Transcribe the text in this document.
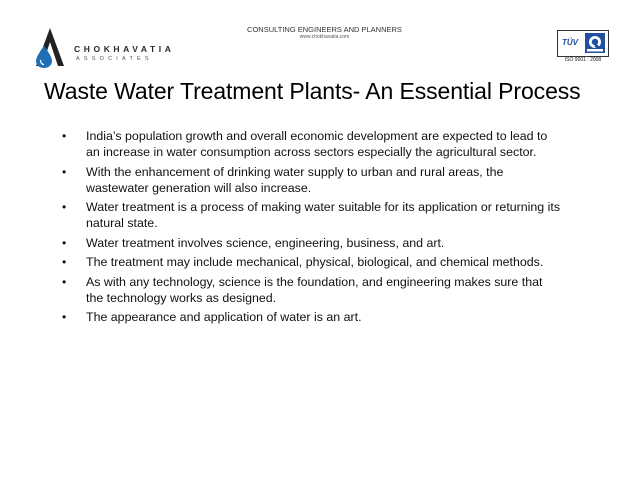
CHOKHAVATIA
ASSOCIATES
CONSULTING ENGINEERS AND PLANNERS
www.chokhavatia.com
TÜV
ISO 9001 : 2008
Waste Water Treatment Plants- An Essential Process
• India’s population growth and overall economic development are expected to lead to an increase in water consumption across sectors especially the agricultural sector.
• With the enhancement of drinking water supply to urban and rural areas, the wastewater generation will also increase.
• Water treatment is a process of making water suitable for its application or returning its natural state.
• Water treatment involves science, engineering, business, and art.
• The treatment may include mechanical, physical, biological, and chemical methods.
• As with any technology, science is the foundation, and engineering makes sure that the technology works as designed.
• The appearance and application of water is an art.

___

*WHAT YOU HAVE TO DO*
Show every line from the entries above in which "science" appears.

*TASK SOLUTION*
• Water treatment involves science, engineering, business, and art.
• As with any technology, science is the foundation, and engineering makes sure that the technology works as designed.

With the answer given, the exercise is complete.